**To be done:**
Copy every line from the records below that holds the word "épée".

**Data records:**
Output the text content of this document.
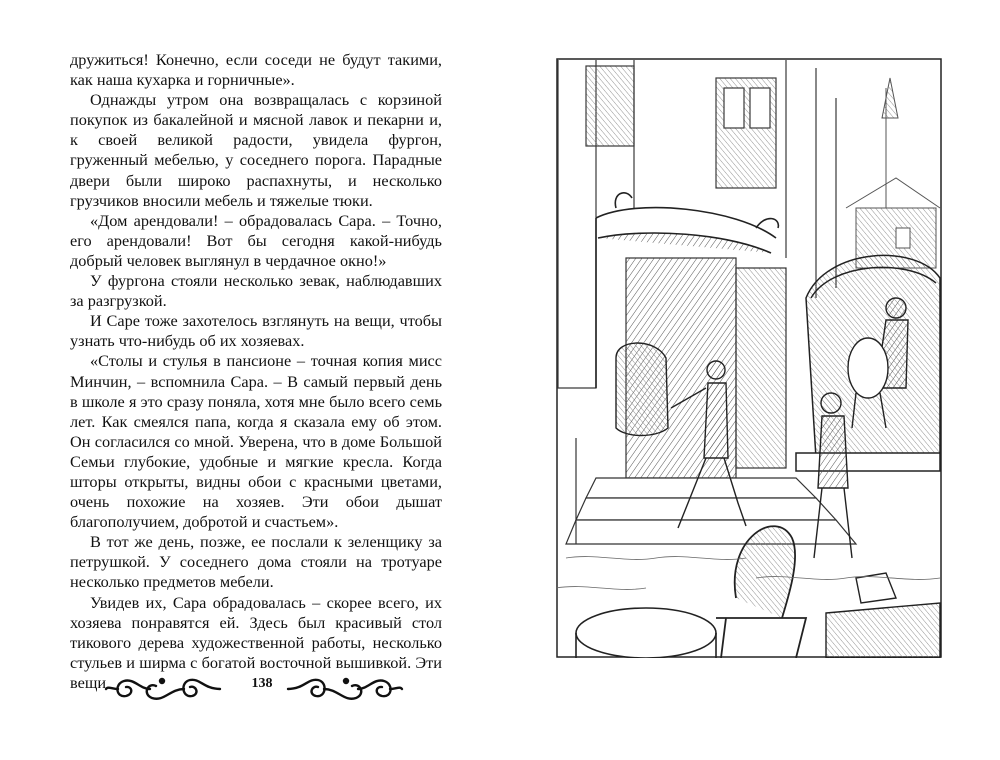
дружиться! Конечно, если соседи не будут такими, как наша кухарка и горничные».

Однажды утром она возвращалась с корзиной покупок из бакалейной и мясной лавок и пекарни и, к своей великой радости, увидела фургон, груженный мебелью, у соседнего порога. Парадные двери были широко распахнуты, и несколько грузчиков вносили мебель и тяжелые тюки.

«Дом арендовали! – обрадовалась Сара. – Точно, его арендовали! Вот бы сегодня какой-нибудь добрый человек выглянул в чердачное окно!»

У фургона стояли несколько зевак, наблюдавших за разгрузкой.

И Саре тоже захотелось взглянуть на вещи, чтобы узнать что-нибудь об их хозяевах.

«Столы и стулья в пансионе – точная копия мисс Минчин, – вспомнила Сара. – В самый первый день в школе я это сразу поняла, хотя мне было всего семь лет. Как смеялся папа, когда я сказала ему об этом. Он согласился со мной. Уверена, что в доме Большой Семьи глубокие, удобные и мягкие кресла. Когда шторы открыты, видны обои с красными цветами, очень похожие на хозяев. Эти обои дышат благополучием, добротой и счастьем».

В тот же день, позже, ее послали к зеленщику за петрушкой. У соседнего дома стояли на тротуаре несколько предметов мебели.

Увидев их, Сара обрадовалась – скорее всего, их хозяева понравятся ей. Здесь был красивый стол тикового дерева художественной работы, несколько стульев и ширма с богатой восточной вышивкой. Эти вещи	138
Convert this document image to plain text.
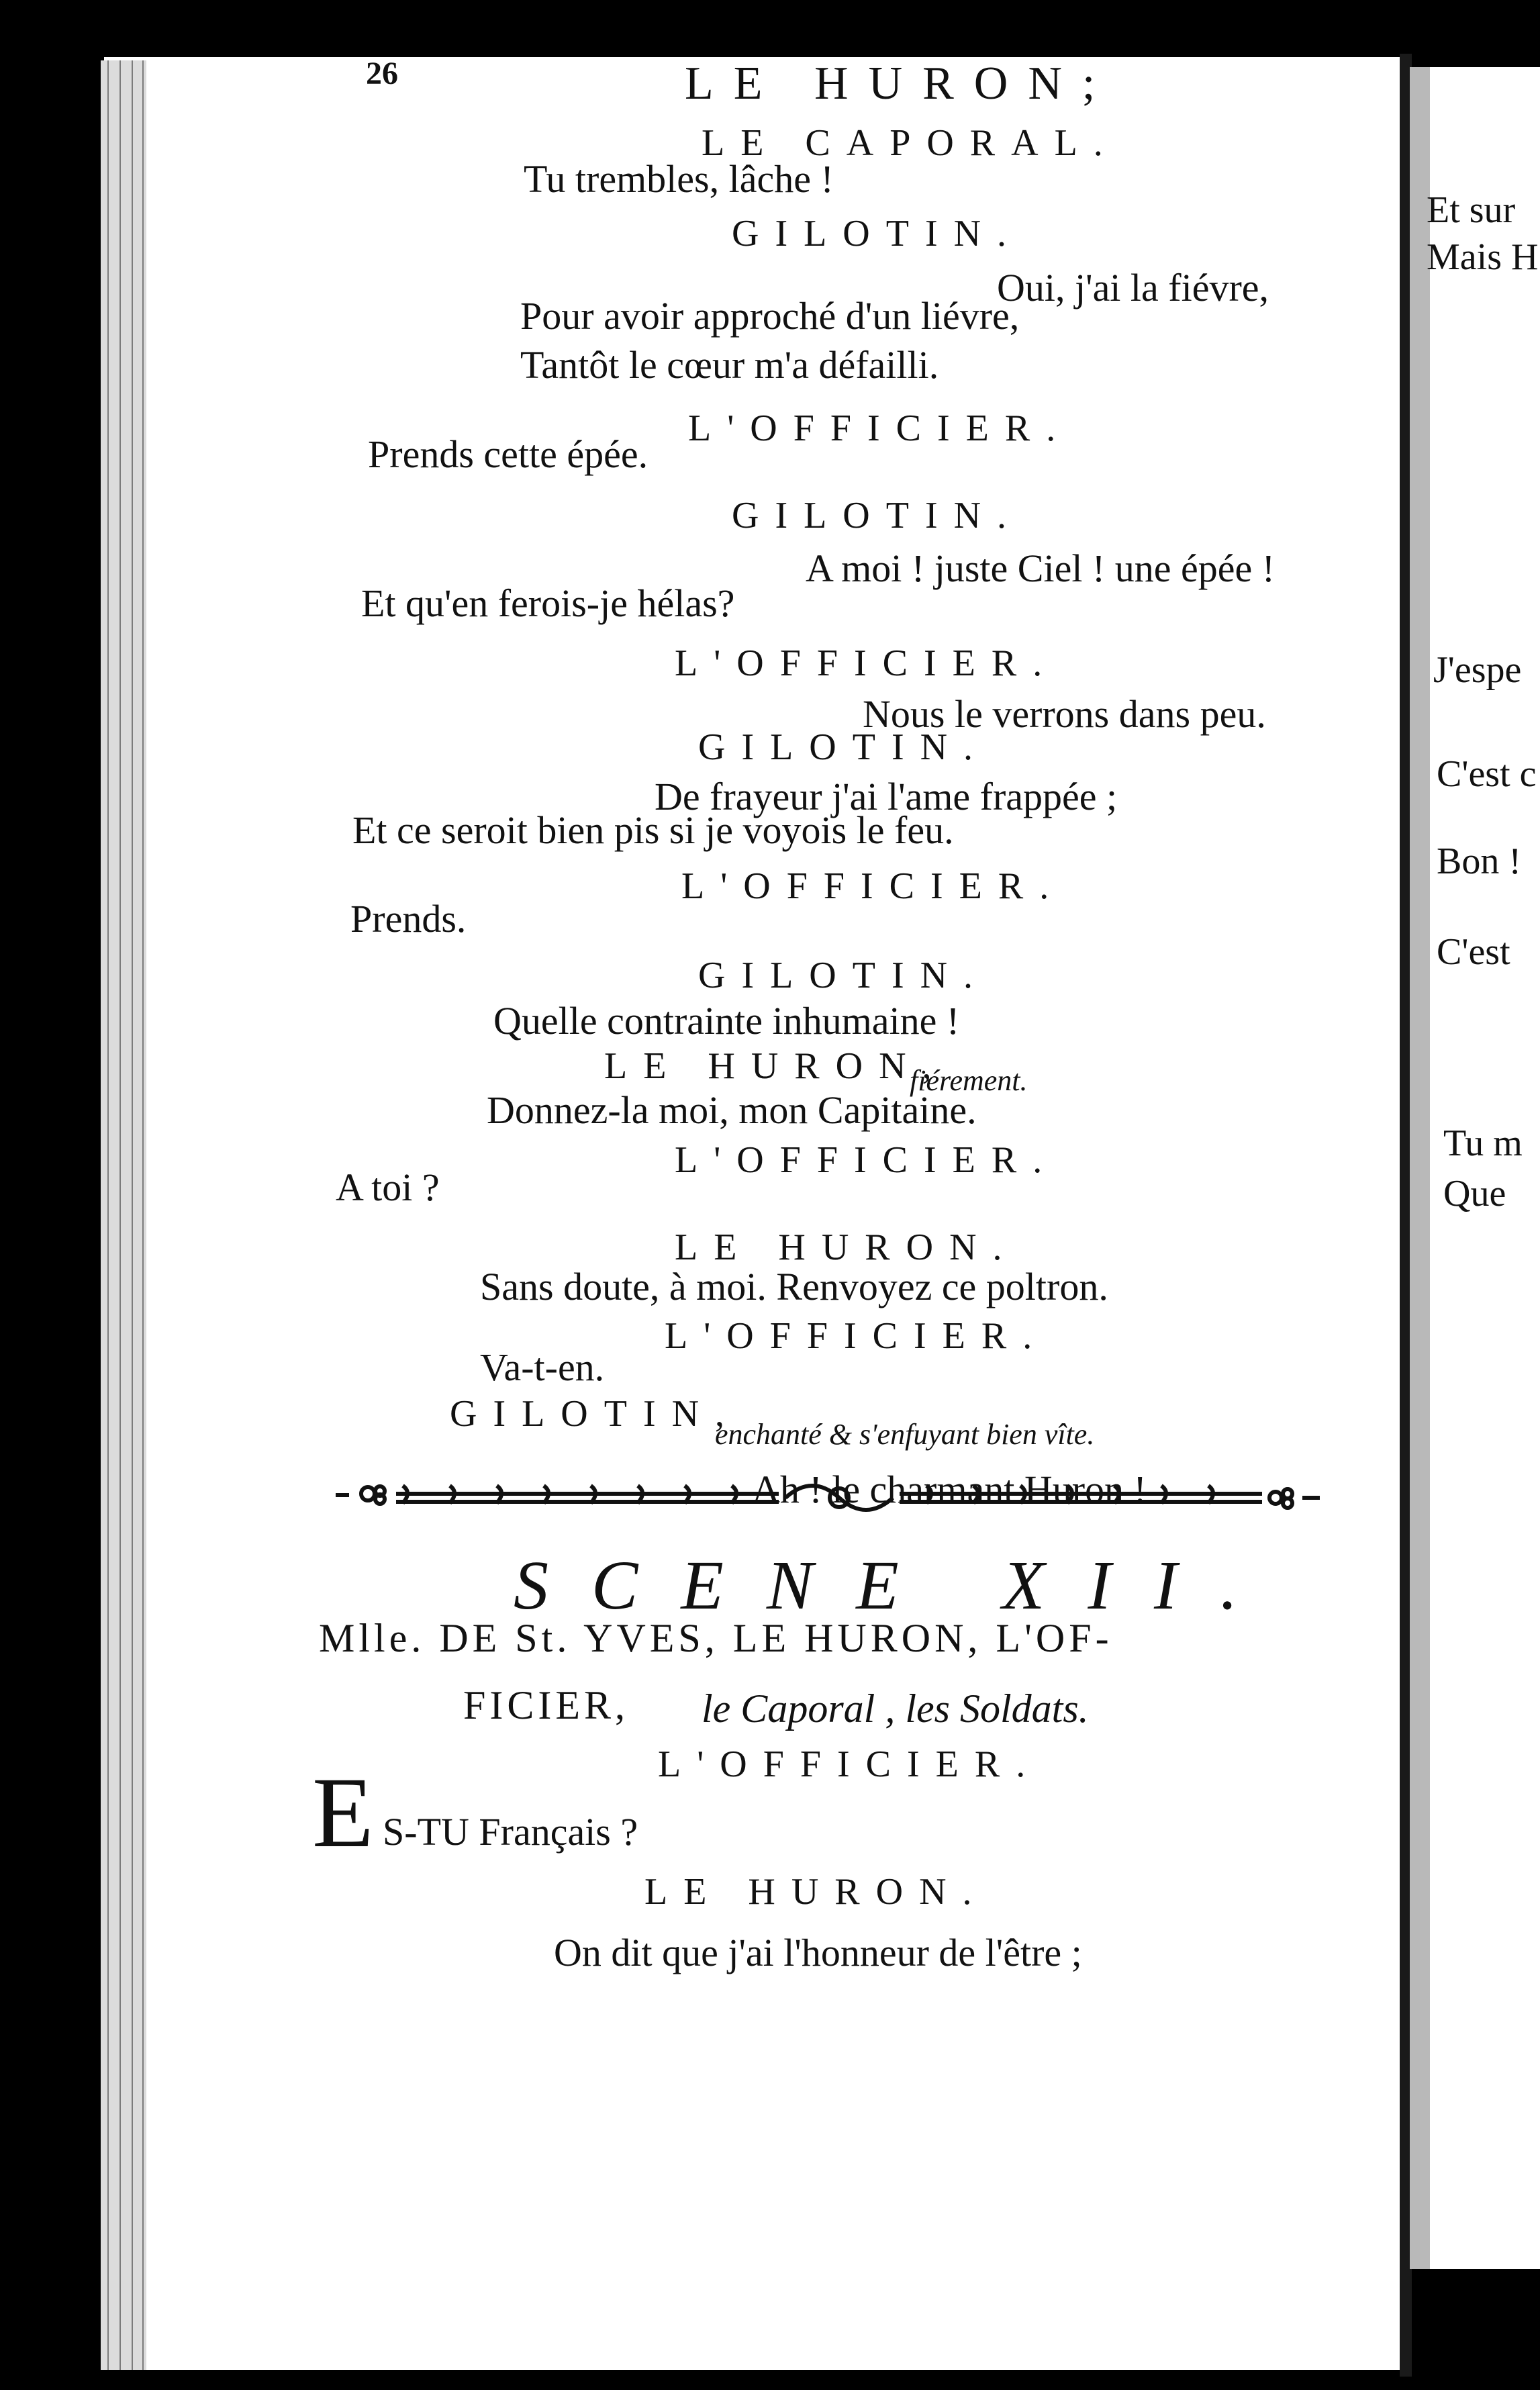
26	LE HURON;
LE CAPORAL.
Tu trembles, lâche !
GILOTIN.
Oui, j'ai la fiévre,
Pour avoir approché d'un liévre,
Tantôt le cœur m'a défailli.
L'OFFICIER.
Prends cette épée.
GILOTIN.
A moi ! juste Ciel ! une épée !
Et qu'en ferois-je hélas?
L'OFFICIER.
Nous le verrons dans peu.
GILOTIN.
De frayeur j'ai l'ame frappée ;
Et ce seroit bien pis si je voyois le feu.
L'OFFICIER.
Prends.
GILOTIN.
Quelle contrainte inhumaine !
LE HURON,
fiérement.
Donnez-la moi, mon Capitaine.
L'OFFICIER.
A toi ?
LE HURON.
Sans doute, à moi. Renvoyez ce poltron.
L'OFFICIER.
Va-t-en.
GILOTIN,
enchanté & s'enfuyant bien vîte.
Ah ! le charmant Huron !
SCENE XII.
Mlle. DE St. YVES, LE HURON, L'OF-
FICIER, le Caporal , les Soldats.
L'OFFICIER.
E S-TU Français ?
LE HURON.
On dit que j'ai l'honneur de l'être ;
Et sur
Mais H
J'espe
C'est c
Bon !
C'est
Tu m
Que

**The answer:**
Prends cette épée.
A moi ! juste Ciel ! une épée !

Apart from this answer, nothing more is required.